[STATED TASK]: Using the data below, repeat all of it precisely.

(Data entries)
>> START
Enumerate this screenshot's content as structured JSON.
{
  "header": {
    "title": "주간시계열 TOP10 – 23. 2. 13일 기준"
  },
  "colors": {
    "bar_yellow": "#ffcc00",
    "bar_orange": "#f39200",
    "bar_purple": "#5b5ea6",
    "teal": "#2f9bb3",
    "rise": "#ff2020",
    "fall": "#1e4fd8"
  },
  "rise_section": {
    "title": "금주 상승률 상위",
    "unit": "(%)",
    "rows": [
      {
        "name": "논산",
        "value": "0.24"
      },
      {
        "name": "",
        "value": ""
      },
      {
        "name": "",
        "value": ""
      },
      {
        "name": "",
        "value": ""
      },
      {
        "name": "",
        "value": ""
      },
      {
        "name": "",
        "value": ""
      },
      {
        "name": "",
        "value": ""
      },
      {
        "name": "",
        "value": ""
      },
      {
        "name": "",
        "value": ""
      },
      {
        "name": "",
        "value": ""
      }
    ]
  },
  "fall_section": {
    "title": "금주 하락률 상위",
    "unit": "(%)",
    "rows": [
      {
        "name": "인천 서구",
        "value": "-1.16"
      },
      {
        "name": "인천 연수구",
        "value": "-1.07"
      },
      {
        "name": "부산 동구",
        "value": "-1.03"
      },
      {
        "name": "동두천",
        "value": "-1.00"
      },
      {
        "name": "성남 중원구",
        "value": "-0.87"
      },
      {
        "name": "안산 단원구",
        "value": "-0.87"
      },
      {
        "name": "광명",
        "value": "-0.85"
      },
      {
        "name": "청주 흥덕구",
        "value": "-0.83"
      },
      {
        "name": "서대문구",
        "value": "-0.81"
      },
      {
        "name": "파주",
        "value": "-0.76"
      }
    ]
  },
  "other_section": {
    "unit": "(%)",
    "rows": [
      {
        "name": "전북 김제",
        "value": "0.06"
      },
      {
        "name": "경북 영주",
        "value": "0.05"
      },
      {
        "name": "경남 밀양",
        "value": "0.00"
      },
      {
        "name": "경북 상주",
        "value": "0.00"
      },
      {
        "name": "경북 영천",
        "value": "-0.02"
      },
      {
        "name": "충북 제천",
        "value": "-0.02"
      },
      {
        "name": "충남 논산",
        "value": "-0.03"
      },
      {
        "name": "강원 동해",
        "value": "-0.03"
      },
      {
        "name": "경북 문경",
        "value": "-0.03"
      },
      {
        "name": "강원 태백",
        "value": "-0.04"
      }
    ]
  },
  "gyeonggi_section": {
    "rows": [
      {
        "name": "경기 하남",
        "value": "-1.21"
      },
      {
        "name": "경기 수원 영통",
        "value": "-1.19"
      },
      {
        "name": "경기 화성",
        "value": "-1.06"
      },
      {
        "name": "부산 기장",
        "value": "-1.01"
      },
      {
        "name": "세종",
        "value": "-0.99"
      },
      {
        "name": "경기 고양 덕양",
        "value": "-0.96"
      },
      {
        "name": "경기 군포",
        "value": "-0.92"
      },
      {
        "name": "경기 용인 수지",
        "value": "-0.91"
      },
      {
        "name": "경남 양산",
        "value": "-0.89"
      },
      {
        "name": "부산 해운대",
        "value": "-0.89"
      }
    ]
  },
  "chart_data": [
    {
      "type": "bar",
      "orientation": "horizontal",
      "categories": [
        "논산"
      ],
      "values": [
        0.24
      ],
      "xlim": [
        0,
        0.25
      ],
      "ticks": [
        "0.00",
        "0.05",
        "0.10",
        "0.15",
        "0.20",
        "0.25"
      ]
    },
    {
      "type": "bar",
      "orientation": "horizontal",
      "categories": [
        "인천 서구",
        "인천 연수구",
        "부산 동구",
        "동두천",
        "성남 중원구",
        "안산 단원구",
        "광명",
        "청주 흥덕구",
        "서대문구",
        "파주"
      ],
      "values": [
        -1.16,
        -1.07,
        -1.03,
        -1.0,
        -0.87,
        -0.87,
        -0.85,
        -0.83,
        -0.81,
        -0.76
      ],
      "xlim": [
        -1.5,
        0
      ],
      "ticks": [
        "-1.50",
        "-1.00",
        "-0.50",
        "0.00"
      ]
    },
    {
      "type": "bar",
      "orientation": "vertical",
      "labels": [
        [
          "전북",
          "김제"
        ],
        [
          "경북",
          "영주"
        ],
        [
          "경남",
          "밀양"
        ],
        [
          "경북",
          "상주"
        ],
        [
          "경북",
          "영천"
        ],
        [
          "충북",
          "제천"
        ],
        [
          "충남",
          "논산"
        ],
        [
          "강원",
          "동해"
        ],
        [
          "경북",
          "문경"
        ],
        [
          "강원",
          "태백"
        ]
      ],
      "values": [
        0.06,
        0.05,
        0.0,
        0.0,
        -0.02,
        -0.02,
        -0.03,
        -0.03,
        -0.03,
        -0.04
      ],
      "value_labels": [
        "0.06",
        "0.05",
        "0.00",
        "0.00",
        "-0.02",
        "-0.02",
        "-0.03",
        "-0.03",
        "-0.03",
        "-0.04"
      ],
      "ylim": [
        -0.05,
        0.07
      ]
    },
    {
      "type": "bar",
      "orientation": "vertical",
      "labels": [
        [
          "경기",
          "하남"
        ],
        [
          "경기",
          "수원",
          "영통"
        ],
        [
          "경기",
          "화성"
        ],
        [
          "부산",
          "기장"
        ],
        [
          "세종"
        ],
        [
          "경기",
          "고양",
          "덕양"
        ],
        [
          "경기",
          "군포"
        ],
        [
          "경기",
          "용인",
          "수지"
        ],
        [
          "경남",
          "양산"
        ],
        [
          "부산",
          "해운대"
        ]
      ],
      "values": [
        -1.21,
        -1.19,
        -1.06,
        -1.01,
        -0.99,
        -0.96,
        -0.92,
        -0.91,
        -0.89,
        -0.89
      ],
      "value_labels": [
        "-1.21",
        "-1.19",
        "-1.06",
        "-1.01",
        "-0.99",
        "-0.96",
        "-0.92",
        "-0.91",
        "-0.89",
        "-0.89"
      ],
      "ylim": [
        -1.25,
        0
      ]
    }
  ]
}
>> END
[TASK RESULT]:
Enumerate this screenshot's content as structured JSON.
{
  "header": {
    "title": "주간시계열 TOP10 – 23. 2. 13일 기준"
  },
  "colors": {
    "bar_yellow": "#ffcc00",
    "bar_orange": "#f39200",
    "bar_purple": "#5b5ea6",
    "teal": "#2f9bb3",
    "rise": "#ff2020",
    "fall": "#1e4fd8"
  },
  "rise_section": {
    "title": "금주 상승률 상위",
    "unit": "(%)",
    "rows": [
      {
        "name": "논산",
        "value": "0.24"
      },
      {
        "name": "",
        "value": ""
      },
      {
        "name": "",
        "value": ""
      },
      {
        "name": "",
        "value": ""
      },
      {
        "name": "",
        "value": ""
      },
      {
        "name": "",
        "value": ""
      },
      {
        "name": "",
        "value": ""
      },
      {
        "name": "",
        "value": ""
      },
      {
        "name": "",
        "value": ""
      },
      {
        "name": "",
        "value": ""
      }
    ]
  },
  "fall_section": {
    "title": "금주 하락률 상위",
    "unit": "(%)",
    "rows": [
      {
        "name": "인천 서구",
        "value": "-1.16"
      },
      {
        "name": "인천 연수구",
        "value": "-1.07"
      },
      {
        "name": "부산 동구",
        "value": "-1.03"
      },
      {
        "name": "동두천",
        "value": "-1.00"
      },
      {
        "name": "성남 중원구",
        "value": "-0.87"
      },
      {
        "name": "안산 단원구",
        "value": "-0.87"
      },
      {
        "name": "광명",
        "value": "-0.85"
      },
      {
        "name": "청주 흥덕구",
        "value": "-0.83"
      },
      {
        "name": "서대문구",
        "value": "-0.81"
      },
      {
        "name": "파주",
        "value": "-0.76"
      }
    ]
  },
  "other_section": {
    "unit": "(%)",
    "rows": [
      {
        "name": "전북 김제",
        "value": "0.06"
      },
      {
        "name": "경북 영주",
        "value": "0.05"
      },
      {
        "name": "경남 밀양",
        "value": "0.00"
      },
      {
        "name": "경북 상주",
        "value": "0.00"
      },
      {
        "name": "경북 영천",
        "value": "-0.02"
      },
      {
        "name": "충북 제천",
        "value": "-0.02"
      },
      {
        "name": "충남 논산",
        "value": "-0.03"
      },
      {
        "name": "강원 동해",
        "value": "-0.03"
      },
      {
        "name": "경북 문경",
        "value": "-0.03"
      },
      {
        "name": "강원 태백",
        "value": "-0.04"
      }
    ]
  },
  "gyeonggi_section": {
    "rows": [
      {
        "name": "경기 하남",
        "value": "-1.21"
      },
      {
        "name": "경기 수원 영통",
        "value": "-1.19"
      },
      {
        "name": "경기 화성",
        "value": "-1.06"
      },
      {
        "name": "부산 기장",
        "value": "-1.01"
      },
      {
        "name": "세종",
        "value": "-0.99"
      },
      {
        "name": "경기 고양 덕양",
        "value": "-0.96"
      },
      {
        "name": "경기 군포",
        "value": "-0.92"
      },
      {
        "name": "경기 용인 수지",
        "value": "-0.91"
      },
      {
        "name": "경남 양산",
        "value": "-0.89"
      },
      {
        "name": "부산 해운대",
        "value": "-0.89"
      }
    ]
  },
  "chart_data": [
    {
      "type": "bar",
      "orientation": "horizontal",
      "categories": [
        "논산"
      ],
      "values": [
        0.24
      ],
      "xlim": [
        0,
        0.25
      ],
      "ticks": [
        "0.00",
        "0.05",
        "0.10",
        "0.15",
        "0.20",
        "0.25"
      ]
    },
    {
      "type": "bar",
      "orientation": "horizontal",
      "categories": [
        "인천 서구",
        "인천 연수구",
        "부산 동구",
        "동두천",
        "성남 중원구",
        "안산 단원구",
        "광명",
        "청주 흥덕구",
        "서대문구",
        "파주"
      ],
      "values": [
        -1.16,
        -1.07,
        -1.03,
        -1.0,
        -0.87,
        -0.87,
        -0.85,
        -0.83,
        -0.81,
        -0.76
      ],
      "xlim": [
        -1.5,
        0
      ],
      "ticks": [
        "-1.50",
        "-1.00",
        "-0.50",
        "0.00"
      ]
    },
    {
      "type": "bar",
      "orientation": "vertical",
      "labels": [
        [
          "전북",
          "김제"
        ],
        [
          "경북",
          "영주"
        ],
        [
          "경남",
          "밀양"
        ],
        [
          "경북",
          "상주"
        ],
        [
          "경북",
          "영천"
        ],
        [
          "충북",
          "제천"
        ],
        [
          "충남",
          "논산"
        ],
        [
          "강원",
          "동해"
        ],
        [
          "경북",
          "문경"
        ],
        [
          "강원",
          "태백"
        ]
      ],
      "values": [
        0.06,
        0.05,
        0.0,
        0.0,
        -0.02,
        -0.02,
        -0.03,
        -0.03,
        -0.03,
        -0.04
      ],
      "value_labels": [
        "0.06",
        "0.05",
        "0.00",
        "0.00",
        "-0.02",
        "-0.02",
        "-0.03",
        "-0.03",
        "-0.03",
        "-0.04"
      ],
      "ylim": [
        -0.05,
        0.07
      ]
    },
    {
      "type": "bar",
      "orientation": "vertical",
      "labels": [
        [
          "경기",
          "하남"
        ],
        [
          "경기",
          "수원",
          "영통"
        ],
        [
          "경기",
          "화성"
        ],
        [
          "부산",
          "기장"
        ],
        [
          "세종"
        ],
        [
          "경기",
          "고양",
          "덕양"
        ],
        [
          "경기",
          "군포"
        ],
        [
          "경기",
          "용인",
          "수지"
        ],
        [
          "경남",
          "양산"
        ],
        [
          "부산",
          "해운대"
        ]
      ],
      "values": [
        -1.21,
        -1.19,
        -1.06,
        -1.01,
        -0.99,
        -0.96,
        -0.92,
        -0.91,
        -0.89,
        -0.89
      ],
      "value_labels": [
        "-1.21",
        "-1.19",
        "-1.06",
        "-1.01",
        "-0.99",
        "-0.96",
        "-0.92",
        "-0.91",
        "-0.89",
        "-0.89"
      ],
      "ylim": [
        -1.25,
        0
      ]
    }
  ]
}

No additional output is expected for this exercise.